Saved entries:
---
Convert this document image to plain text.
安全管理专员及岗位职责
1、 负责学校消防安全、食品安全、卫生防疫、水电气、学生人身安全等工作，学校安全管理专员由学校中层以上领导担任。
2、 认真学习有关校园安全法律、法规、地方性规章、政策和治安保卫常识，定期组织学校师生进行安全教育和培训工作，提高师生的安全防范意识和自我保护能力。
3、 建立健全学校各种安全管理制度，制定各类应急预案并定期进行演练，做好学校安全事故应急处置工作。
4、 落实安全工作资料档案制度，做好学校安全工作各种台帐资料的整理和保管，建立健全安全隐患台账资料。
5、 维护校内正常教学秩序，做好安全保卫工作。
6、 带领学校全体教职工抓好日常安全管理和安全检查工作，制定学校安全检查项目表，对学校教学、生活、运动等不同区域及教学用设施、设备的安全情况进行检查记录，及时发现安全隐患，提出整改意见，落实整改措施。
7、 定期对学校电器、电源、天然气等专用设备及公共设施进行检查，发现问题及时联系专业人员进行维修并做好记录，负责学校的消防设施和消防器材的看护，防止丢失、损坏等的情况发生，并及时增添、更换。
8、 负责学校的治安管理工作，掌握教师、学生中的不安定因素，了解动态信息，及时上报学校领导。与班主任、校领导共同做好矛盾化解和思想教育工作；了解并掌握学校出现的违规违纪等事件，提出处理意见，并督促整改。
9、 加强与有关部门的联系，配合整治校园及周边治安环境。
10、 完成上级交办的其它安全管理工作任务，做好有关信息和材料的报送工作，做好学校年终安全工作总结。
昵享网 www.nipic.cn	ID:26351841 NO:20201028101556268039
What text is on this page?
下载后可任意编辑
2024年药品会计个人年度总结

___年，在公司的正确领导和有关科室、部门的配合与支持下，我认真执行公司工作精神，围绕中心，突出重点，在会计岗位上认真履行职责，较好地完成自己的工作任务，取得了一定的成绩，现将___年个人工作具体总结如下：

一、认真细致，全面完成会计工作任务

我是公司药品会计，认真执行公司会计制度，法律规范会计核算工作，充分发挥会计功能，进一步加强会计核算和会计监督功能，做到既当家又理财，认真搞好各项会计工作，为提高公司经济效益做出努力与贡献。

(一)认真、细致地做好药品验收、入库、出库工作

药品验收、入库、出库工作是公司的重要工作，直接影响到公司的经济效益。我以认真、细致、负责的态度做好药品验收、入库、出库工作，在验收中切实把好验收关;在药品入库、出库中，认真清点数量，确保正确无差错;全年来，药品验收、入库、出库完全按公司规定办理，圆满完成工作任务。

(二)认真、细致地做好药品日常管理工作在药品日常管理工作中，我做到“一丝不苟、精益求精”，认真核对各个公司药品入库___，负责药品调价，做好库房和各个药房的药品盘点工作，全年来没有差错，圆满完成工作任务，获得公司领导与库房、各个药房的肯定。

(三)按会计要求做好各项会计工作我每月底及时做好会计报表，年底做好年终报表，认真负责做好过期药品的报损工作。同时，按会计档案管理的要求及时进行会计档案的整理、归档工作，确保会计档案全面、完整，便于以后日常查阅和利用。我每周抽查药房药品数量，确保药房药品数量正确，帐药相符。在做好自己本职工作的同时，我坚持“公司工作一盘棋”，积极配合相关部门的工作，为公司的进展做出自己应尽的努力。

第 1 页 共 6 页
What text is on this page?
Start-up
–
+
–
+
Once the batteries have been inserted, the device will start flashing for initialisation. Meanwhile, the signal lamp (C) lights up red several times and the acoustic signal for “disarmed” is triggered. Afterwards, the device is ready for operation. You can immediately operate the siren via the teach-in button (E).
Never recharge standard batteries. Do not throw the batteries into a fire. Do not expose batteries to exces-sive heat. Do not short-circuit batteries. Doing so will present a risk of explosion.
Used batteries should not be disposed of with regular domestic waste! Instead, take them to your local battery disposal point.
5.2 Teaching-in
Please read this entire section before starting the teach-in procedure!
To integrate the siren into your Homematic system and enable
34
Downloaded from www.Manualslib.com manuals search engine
---
● **WRITTEN INSTRUCTION**: Of all the lines in the listing above, how many contain the word "will"? Answer with the number alone.

● **EXERCISE ANSWER**: 2